● **Stated task**: Give the number of lines in the listing below that include the word "Accumulated", with nothing more.
#### Given data ####
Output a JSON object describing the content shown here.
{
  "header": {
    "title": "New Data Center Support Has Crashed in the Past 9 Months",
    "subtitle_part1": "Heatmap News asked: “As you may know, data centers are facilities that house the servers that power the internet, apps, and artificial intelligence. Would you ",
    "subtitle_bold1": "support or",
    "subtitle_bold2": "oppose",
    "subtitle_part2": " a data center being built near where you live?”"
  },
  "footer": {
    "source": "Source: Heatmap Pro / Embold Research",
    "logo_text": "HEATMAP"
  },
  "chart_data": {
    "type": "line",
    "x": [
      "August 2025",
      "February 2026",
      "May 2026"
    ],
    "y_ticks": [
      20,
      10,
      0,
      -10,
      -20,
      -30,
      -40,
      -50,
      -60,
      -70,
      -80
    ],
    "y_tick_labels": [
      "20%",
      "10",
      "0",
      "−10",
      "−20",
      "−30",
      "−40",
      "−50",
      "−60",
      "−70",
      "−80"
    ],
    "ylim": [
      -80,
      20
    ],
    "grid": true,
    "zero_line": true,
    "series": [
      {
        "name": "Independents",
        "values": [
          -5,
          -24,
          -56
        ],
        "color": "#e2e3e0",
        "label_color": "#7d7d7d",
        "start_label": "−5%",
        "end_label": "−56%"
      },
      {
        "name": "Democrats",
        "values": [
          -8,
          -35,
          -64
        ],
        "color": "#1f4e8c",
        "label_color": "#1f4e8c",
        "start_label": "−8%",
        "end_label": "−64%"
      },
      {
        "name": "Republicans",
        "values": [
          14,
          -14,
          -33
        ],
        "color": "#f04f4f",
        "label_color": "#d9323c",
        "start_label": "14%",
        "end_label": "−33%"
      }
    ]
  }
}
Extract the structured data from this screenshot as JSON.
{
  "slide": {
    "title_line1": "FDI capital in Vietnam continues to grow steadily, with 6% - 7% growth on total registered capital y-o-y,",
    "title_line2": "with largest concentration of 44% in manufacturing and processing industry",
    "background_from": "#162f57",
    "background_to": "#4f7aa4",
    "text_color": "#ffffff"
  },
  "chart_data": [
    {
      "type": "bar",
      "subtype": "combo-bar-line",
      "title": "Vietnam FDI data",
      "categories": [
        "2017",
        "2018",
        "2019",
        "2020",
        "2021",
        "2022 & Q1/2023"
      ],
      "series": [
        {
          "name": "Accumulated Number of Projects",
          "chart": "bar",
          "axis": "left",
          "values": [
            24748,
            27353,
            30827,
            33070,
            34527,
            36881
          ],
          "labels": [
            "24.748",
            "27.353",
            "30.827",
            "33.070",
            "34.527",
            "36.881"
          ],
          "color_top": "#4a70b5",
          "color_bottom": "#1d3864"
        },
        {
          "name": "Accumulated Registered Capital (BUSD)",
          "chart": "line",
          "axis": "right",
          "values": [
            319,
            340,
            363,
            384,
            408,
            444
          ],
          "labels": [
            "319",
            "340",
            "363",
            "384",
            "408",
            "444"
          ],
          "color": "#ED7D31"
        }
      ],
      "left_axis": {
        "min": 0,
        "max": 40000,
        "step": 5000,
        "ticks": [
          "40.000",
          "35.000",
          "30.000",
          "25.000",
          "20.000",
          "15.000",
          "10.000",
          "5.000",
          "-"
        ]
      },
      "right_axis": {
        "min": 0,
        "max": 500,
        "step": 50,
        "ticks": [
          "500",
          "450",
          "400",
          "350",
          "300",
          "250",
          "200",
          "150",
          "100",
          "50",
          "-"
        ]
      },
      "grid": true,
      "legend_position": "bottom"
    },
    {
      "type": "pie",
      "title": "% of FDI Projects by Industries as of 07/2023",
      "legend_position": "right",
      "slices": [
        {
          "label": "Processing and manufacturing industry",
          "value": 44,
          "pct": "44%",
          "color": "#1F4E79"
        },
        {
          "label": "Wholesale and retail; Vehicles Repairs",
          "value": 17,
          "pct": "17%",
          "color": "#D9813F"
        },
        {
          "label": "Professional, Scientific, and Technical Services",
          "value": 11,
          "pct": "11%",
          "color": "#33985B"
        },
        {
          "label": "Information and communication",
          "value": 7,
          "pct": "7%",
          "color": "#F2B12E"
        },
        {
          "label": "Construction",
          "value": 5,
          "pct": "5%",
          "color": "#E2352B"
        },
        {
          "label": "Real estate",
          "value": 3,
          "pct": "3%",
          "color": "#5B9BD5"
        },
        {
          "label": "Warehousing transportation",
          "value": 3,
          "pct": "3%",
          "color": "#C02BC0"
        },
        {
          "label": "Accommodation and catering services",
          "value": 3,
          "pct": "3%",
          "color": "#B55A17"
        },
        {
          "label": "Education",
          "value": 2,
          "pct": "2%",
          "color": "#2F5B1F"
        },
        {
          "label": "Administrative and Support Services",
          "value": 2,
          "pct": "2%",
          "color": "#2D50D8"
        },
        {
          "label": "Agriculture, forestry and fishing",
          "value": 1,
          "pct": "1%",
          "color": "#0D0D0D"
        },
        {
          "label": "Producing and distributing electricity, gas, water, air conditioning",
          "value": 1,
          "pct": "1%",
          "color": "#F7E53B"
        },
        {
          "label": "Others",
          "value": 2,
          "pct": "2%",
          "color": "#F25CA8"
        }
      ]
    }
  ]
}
####
● **Completed exercise**: 2